The request: Each line that holds the word "title" counts once; give the total for the records below and nothing else.

Dataset listings of figures:
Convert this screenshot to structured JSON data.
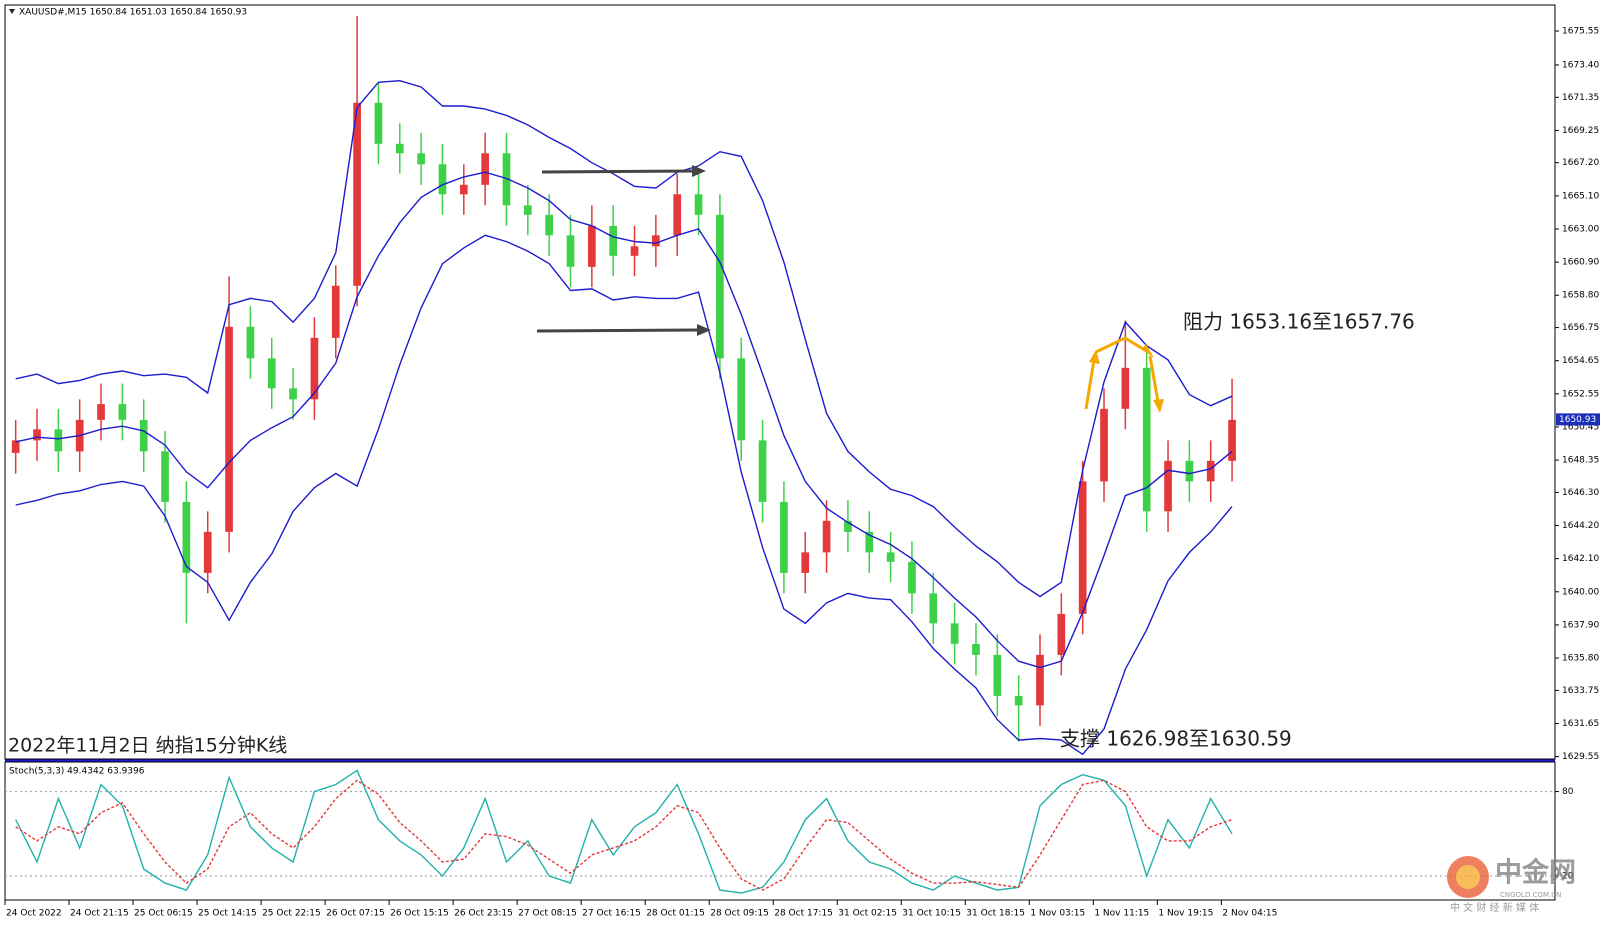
{
  "chart_data": [
    {
      "type": "candlestick",
      "title": "XAUUSD#,M15 1650.84 1651.03 1650.84 1650.93",
      "caption": "2022年11月2日 纳指15分钟K线",
      "annotations": [
        "阻力 1653.16至1657.76",
        "支撑 1626.98至1630.59"
      ],
      "categories": [
        "24 Oct 2022",
        null,
        null,
        "24 Oct 21:15",
        null,
        null,
        "25 Oct 06:15",
        null,
        null,
        "25 Oct 14:15",
        null,
        null,
        "25 Oct 22:15",
        null,
        null,
        "26 Oct 07:15",
        null,
        null,
        "26 Oct 15:15",
        null,
        null,
        "26 Oct 23:15",
        null,
        null,
        "27 Oct 08:15",
        null,
        null,
        "27 Oct 16:15",
        null,
        null,
        "28 Oct 01:15",
        null,
        null,
        "28 Oct 09:15",
        null,
        null,
        "28 Oct 17:15",
        null,
        null,
        "31 Oct 02:15",
        null,
        null,
        "31 Oct 10:15",
        null,
        null,
        "31 Oct 18:15",
        null,
        null,
        "1 Nov 03:15",
        null,
        null,
        "1 Nov 11:15",
        null,
        null,
        "1 Nov 19:15",
        null,
        null,
        "2 Nov 04:15"
      ],
      "open": [
        1648.8,
        1649.6,
        1650.3,
        1648.9,
        1650.9,
        1651.9,
        1650.9,
        1648.9,
        1645.7,
        1641.2,
        1643.8,
        1656.8,
        1654.8,
        1652.9,
        1652.2,
        1656.1,
        1659.4,
        1671.0,
        1668.4,
        1667.8,
        1667.1,
        1665.2,
        1665.8,
        1667.8,
        1664.5,
        1663.9,
        1662.6,
        1660.6,
        1663.2,
        1661.3,
        1661.9,
        1662.6,
        1665.2,
        1663.9,
        1654.8,
        1649.6,
        1645.7,
        1641.2,
        1642.5,
        1644.5,
        1643.8,
        1642.5,
        1641.9,
        1639.9,
        1638.0,
        1636.7,
        1636.0,
        1633.4,
        1632.8,
        1636.0,
        1638.6,
        1647.0,
        1651.6,
        1654.2,
        1645.1,
        1648.3,
        1647.0,
        1648.3
      ],
      "high": [
        1650.9,
        1651.6,
        1651.6,
        1652.2,
        1653.2,
        1653.2,
        1652.2,
        1650.2,
        1647.0,
        1645.1,
        1660.0,
        1658.1,
        1656.1,
        1654.2,
        1657.4,
        1660.7,
        1676.5,
        1672.3,
        1669.7,
        1669.1,
        1668.4,
        1667.1,
        1669.1,
        1669.1,
        1665.8,
        1665.2,
        1663.9,
        1664.5,
        1664.5,
        1663.2,
        1663.9,
        1666.5,
        1666.5,
        1665.2,
        1656.1,
        1650.9,
        1647.0,
        1643.8,
        1645.8,
        1645.8,
        1645.1,
        1643.8,
        1643.2,
        1641.2,
        1639.3,
        1638.0,
        1637.3,
        1634.7,
        1637.3,
        1639.9,
        1648.3,
        1652.9,
        1657.2,
        1655.5,
        1649.6,
        1649.6,
        1649.6,
        1653.5
      ],
      "low": [
        1647.5,
        1648.3,
        1647.6,
        1647.6,
        1649.6,
        1649.6,
        1647.6,
        1644.4,
        1638.0,
        1639.9,
        1642.5,
        1653.5,
        1651.6,
        1650.9,
        1650.9,
        1654.8,
        1658.1,
        1667.1,
        1666.5,
        1665.8,
        1663.9,
        1663.9,
        1664.5,
        1663.2,
        1662.6,
        1661.3,
        1659.3,
        1659.3,
        1660.0,
        1660.0,
        1660.6,
        1661.3,
        1662.6,
        1653.5,
        1648.3,
        1644.4,
        1639.9,
        1639.9,
        1641.2,
        1642.5,
        1641.2,
        1640.6,
        1638.6,
        1636.7,
        1635.4,
        1634.7,
        1632.1,
        1630.5,
        1631.5,
        1634.7,
        1637.3,
        1645.7,
        1650.3,
        1643.8,
        1643.8,
        1645.7,
        1645.7,
        1647.0
      ],
      "close": [
        1649.6,
        1650.3,
        1648.9,
        1650.9,
        1651.9,
        1650.9,
        1648.9,
        1645.7,
        1641.2,
        1643.8,
        1656.8,
        1654.8,
        1652.9,
        1652.2,
        1656.1,
        1659.4,
        1671.0,
        1668.4,
        1667.8,
        1667.1,
        1665.2,
        1665.8,
        1667.8,
        1664.5,
        1663.9,
        1662.6,
        1660.6,
        1663.2,
        1661.3,
        1661.9,
        1662.6,
        1665.2,
        1663.9,
        1654.8,
        1649.6,
        1645.7,
        1641.2,
        1642.5,
        1644.5,
        1643.8,
        1642.5,
        1641.9,
        1639.9,
        1638.0,
        1636.7,
        1636.0,
        1633.4,
        1632.8,
        1636.0,
        1638.6,
        1647.0,
        1651.6,
        1654.2,
        1645.1,
        1648.3,
        1647.0,
        1648.3,
        1650.9
      ],
      "up_color": "#e5383b",
      "down_color": "#3fd04a",
      "series": [
        {
          "color": "#1c1ccf",
          "values": [
            1653.5,
            1653.8,
            1653.2,
            1653.4,
            1653.8,
            1654.0,
            1653.7,
            1653.8,
            1653.6,
            1652.6,
            1658.2,
            1658.6,
            1658.4,
            1657.1,
            1658.6,
            1661.5,
            1670.7,
            1672.3,
            1672.4,
            1672.0,
            1670.8,
            1670.8,
            1670.6,
            1670.2,
            1669.6,
            1668.8,
            1668.1,
            1667.2,
            1666.5,
            1665.7,
            1665.6,
            1666.6,
            1667.0,
            1667.9,
            1667.6,
            1664.8,
            1660.9,
            1656.0,
            1651.3,
            1648.9,
            1647.6,
            1646.5,
            1646.1,
            1645.4,
            1644.1,
            1642.9,
            1641.9,
            1640.6,
            1639.7,
            1640.6,
            1647.7,
            1653.3,
            1657.1,
            1655.6,
            1654.7,
            1652.5,
            1651.8,
            1652.4
          ]
        },
        {
          "color": "#1c1ccf",
          "values": [
            1649.5,
            1649.8,
            1649.7,
            1649.9,
            1650.3,
            1650.5,
            1650.2,
            1649.3,
            1647.6,
            1646.6,
            1648.2,
            1649.6,
            1650.4,
            1651.1,
            1652.6,
            1654.5,
            1658.7,
            1661.3,
            1663.4,
            1665.0,
            1665.8,
            1666.3,
            1666.6,
            1666.2,
            1665.6,
            1664.8,
            1663.6,
            1663.2,
            1662.5,
            1662.2,
            1662.1,
            1662.6,
            1663.0,
            1660.9,
            1657.6,
            1653.8,
            1649.9,
            1647.0,
            1645.3,
            1644.4,
            1643.6,
            1643.0,
            1642.1,
            1640.9,
            1639.6,
            1638.4,
            1636.9,
            1635.6,
            1635.2,
            1635.6,
            1638.7,
            1642.3,
            1646.1,
            1646.6,
            1647.7,
            1647.5,
            1647.8,
            1648.9
          ]
        },
        {
          "color": "#1c1ccf",
          "values": [
            1645.5,
            1645.8,
            1646.2,
            1646.4,
            1646.8,
            1647.0,
            1646.7,
            1644.8,
            1641.6,
            1640.6,
            1638.2,
            1640.6,
            1642.4,
            1645.1,
            1646.6,
            1647.5,
            1646.7,
            1650.3,
            1654.4,
            1658.0,
            1660.8,
            1661.8,
            1662.6,
            1662.2,
            1661.6,
            1660.8,
            1659.1,
            1659.2,
            1658.5,
            1658.7,
            1658.6,
            1658.6,
            1659.0,
            1653.9,
            1647.6,
            1642.8,
            1638.9,
            1638.0,
            1639.3,
            1639.9,
            1639.6,
            1639.5,
            1638.1,
            1636.4,
            1635.1,
            1633.9,
            1631.9,
            1630.6,
            1630.7,
            1630.6,
            1629.7,
            1631.3,
            1635.1,
            1637.6,
            1640.7,
            1642.5,
            1643.8,
            1645.4
          ]
        }
      ],
      "last_price": 1650.93,
      "ylim": [
        1629.4,
        1677.2
      ],
      "yticks": [
        1675.55,
        {
          "value": 1673.4,
          "label": "1673.40"
        },
        1671.35,
        1669.25,
        {
          "value": 1667.2,
          "label": "1667.20"
        },
        {
          "value": 1665.1,
          "label": "1665.10"
        },
        {
          "value": 1663,
          "label": "1663.00"
        },
        {
          "value": 1660.9,
          "label": "1660.90"
        },
        {
          "value": 1658.8,
          "label": "1658.80"
        },
        1656.75,
        1654.65,
        1652.55,
        1650.45,
        1648.35,
        {
          "value": 1646.3,
          "label": "1646.30"
        },
        {
          "value": 1644.2,
          "label": "1644.20"
        },
        {
          "value": 1642.1,
          "label": "1642.10"
        },
        {
          "value": 1640,
          "label": "1640.00"
        },
        {
          "value": 1637.9,
          "label": "1637.90"
        },
        {
          "value": 1635.8,
          "label": "1635.80"
        },
        1633.75,
        1631.65,
        1629.55
      ]
    },
    {
      "type": "line",
      "title": "Stoch(5,3,3) 49.4342 63.9396",
      "series": [
        {
          "color": "#20b2aa",
          "style": "solid",
          "values": [
            60,
            30,
            75,
            40,
            85,
            70,
            25,
            15,
            10,
            35,
            90,
            55,
            40,
            30,
            80,
            85,
            95,
            60,
            45,
            35,
            20,
            40,
            75,
            30,
            45,
            20,
            15,
            60,
            35,
            55,
            65,
            85,
            50,
            10,
            8,
            12,
            30,
            60,
            75,
            45,
            30,
            25,
            15,
            10,
            20,
            15,
            10,
            12,
            70,
            85,
            92,
            88,
            70,
            20,
            60,
            40,
            75,
            50
          ]
        },
        {
          "color": "#e5383b",
          "style": "dashed",
          "values": [
            55,
            45,
            55,
            50,
            65,
            72,
            50,
            30,
            15,
            25,
            55,
            65,
            50,
            40,
            55,
            75,
            88,
            78,
            58,
            45,
            30,
            32,
            50,
            48,
            42,
            32,
            22,
            35,
            40,
            45,
            55,
            70,
            65,
            40,
            18,
            10,
            18,
            40,
            60,
            58,
            45,
            32,
            22,
            15,
            15,
            16,
            14,
            12,
            35,
            60,
            85,
            88,
            80,
            55,
            45,
            45,
            55,
            60
          ]
        }
      ],
      "ylim": [
        3,
        101
      ],
      "yticks": [
        20,
        80
      ],
      "grid": true
    }
  ],
  "watermark": {
    "name": "中金网",
    "domain": "CNGOLD.COM.CN",
    "slogan": "中 文 财 经 新 媒 体"
  }
}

Correct answer: 2